What the task asks
Only the number is wanted: how many lines of the data contain "File"?

Data rows

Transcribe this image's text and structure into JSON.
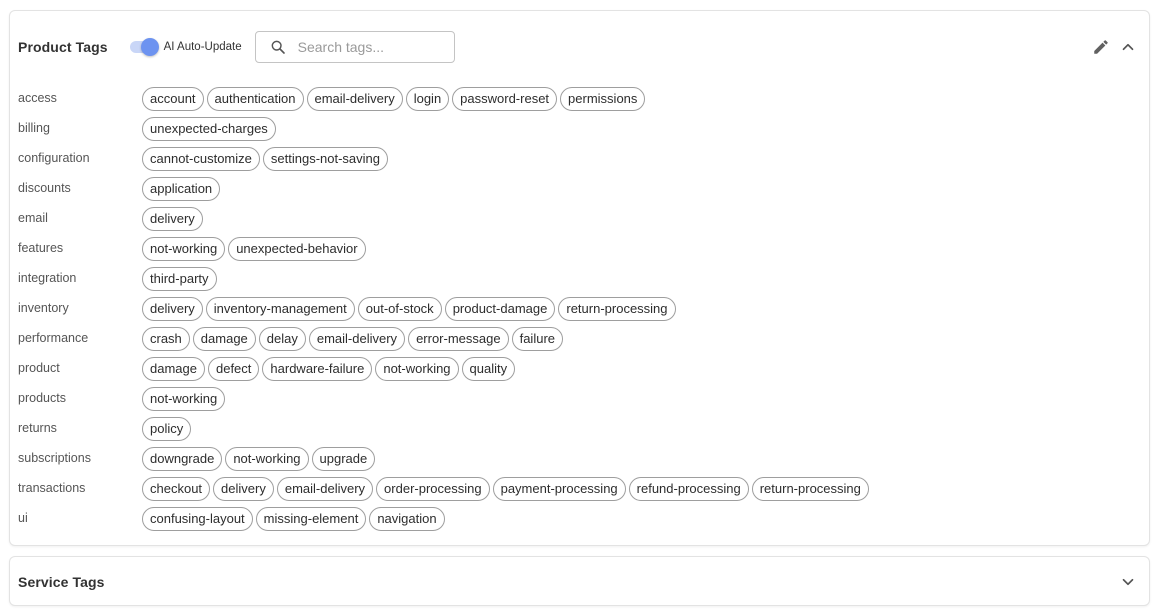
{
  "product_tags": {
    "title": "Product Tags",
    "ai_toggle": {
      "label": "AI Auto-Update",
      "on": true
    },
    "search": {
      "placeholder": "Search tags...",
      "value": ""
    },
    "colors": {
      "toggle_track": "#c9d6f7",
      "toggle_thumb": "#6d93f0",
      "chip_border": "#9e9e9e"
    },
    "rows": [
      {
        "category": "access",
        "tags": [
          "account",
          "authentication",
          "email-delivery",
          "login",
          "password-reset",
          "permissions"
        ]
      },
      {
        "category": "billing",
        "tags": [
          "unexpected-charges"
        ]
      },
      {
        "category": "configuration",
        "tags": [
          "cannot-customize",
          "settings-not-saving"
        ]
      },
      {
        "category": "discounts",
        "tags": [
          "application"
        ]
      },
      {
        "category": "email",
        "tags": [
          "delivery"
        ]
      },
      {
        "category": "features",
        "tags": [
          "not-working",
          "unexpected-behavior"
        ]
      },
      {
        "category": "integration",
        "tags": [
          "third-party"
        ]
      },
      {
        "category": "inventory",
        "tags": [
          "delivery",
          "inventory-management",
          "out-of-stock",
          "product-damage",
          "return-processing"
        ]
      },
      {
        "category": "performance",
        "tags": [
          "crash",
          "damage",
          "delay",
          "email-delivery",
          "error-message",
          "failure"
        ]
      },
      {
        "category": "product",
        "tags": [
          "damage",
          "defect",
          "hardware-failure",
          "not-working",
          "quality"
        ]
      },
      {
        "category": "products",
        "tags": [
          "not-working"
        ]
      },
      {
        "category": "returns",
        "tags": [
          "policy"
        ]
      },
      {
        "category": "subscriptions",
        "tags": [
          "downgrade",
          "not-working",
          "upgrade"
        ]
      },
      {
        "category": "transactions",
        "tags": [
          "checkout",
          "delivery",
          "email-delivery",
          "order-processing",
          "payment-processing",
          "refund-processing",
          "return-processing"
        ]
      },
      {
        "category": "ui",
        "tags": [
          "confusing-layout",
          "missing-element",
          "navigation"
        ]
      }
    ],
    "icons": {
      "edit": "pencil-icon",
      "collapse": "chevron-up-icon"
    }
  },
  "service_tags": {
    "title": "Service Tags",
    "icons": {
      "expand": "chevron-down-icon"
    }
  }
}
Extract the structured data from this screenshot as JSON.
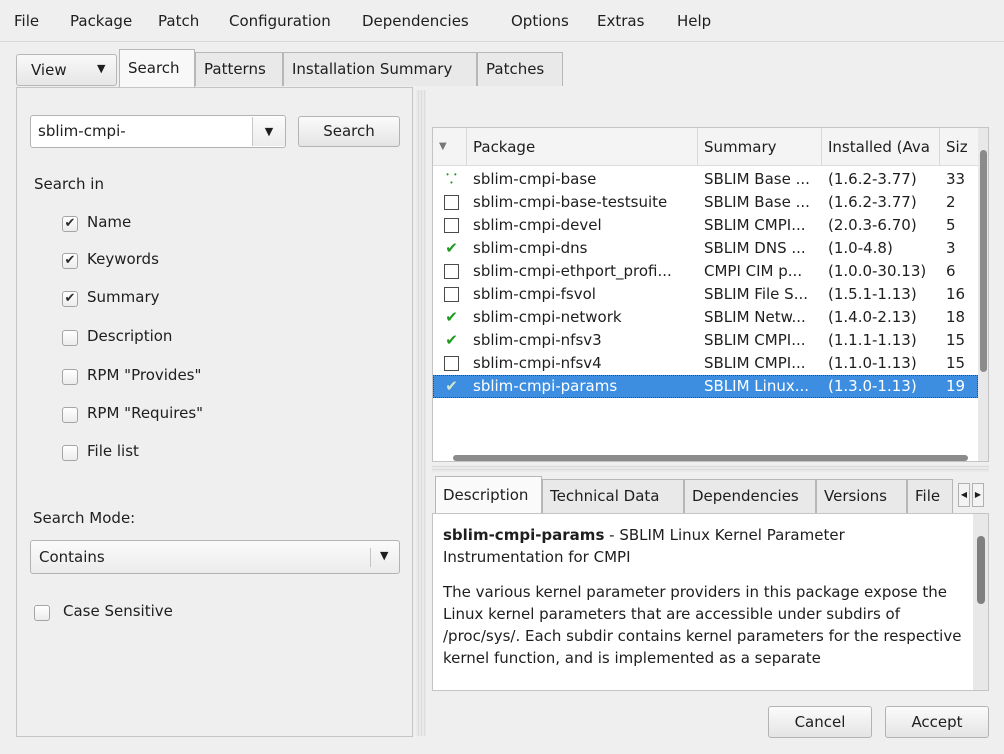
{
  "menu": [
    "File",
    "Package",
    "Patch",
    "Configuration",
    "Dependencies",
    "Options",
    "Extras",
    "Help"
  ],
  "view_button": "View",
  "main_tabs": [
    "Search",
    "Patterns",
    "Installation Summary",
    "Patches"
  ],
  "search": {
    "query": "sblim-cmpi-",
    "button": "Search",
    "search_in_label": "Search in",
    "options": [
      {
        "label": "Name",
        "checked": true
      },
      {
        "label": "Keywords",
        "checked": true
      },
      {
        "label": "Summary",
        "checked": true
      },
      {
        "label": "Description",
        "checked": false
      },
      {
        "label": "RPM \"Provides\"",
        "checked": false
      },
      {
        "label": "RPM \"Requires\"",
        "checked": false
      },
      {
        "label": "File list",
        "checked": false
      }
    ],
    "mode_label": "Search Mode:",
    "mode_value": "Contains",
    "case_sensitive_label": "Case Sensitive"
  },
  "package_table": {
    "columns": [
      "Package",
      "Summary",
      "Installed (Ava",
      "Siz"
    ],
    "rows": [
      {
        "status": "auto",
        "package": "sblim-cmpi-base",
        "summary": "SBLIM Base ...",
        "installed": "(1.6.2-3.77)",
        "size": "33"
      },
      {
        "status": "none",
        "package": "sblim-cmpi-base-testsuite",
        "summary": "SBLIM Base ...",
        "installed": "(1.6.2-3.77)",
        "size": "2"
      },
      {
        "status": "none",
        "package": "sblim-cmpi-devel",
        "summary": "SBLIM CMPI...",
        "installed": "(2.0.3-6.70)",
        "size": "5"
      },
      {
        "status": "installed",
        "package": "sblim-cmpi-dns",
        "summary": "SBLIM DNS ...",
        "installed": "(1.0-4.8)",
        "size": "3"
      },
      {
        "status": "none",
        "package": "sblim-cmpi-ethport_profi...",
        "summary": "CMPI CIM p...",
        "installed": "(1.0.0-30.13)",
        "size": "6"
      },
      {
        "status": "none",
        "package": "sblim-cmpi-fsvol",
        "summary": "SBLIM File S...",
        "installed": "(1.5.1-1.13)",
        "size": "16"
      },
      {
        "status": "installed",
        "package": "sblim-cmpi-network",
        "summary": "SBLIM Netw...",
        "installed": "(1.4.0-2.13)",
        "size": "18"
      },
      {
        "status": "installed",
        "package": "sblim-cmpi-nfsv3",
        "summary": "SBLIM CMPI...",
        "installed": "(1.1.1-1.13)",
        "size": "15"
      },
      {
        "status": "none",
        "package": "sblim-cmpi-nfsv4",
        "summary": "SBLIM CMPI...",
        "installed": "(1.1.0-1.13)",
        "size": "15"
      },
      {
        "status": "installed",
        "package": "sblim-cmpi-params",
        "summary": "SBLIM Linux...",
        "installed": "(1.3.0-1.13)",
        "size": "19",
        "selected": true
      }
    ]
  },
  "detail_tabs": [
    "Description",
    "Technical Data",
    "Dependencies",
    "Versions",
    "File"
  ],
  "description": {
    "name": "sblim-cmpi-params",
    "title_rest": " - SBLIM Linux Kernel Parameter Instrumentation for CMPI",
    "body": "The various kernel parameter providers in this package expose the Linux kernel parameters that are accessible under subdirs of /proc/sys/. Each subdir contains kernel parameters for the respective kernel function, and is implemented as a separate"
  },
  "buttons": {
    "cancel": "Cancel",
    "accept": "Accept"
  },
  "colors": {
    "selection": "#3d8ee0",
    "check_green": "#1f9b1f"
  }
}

...

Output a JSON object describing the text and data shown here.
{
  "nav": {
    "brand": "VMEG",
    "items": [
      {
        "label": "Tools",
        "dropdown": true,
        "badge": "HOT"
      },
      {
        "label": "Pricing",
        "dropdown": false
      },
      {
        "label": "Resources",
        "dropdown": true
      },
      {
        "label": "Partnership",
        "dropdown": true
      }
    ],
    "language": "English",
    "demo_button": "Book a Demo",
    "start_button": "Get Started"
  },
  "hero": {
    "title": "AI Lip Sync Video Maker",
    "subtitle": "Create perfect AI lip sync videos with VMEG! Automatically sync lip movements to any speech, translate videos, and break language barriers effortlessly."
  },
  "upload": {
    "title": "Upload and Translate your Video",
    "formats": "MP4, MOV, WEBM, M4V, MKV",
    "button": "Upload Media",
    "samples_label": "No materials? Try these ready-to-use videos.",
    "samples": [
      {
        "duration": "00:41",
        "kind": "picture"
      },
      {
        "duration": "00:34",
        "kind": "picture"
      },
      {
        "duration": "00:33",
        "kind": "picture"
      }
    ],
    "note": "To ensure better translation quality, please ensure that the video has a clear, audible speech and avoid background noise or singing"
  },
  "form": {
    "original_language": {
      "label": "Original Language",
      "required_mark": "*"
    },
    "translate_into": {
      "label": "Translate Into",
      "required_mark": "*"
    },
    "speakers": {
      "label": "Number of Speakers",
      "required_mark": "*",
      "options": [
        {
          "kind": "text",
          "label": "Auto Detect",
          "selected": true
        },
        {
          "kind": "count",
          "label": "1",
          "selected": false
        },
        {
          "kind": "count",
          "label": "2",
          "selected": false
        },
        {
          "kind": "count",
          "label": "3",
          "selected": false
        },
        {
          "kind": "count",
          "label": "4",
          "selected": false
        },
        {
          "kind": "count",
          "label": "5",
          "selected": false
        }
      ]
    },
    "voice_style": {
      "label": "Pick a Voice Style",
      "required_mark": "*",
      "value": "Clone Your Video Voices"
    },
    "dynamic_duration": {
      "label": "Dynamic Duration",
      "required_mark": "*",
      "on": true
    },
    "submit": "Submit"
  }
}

Answer below
4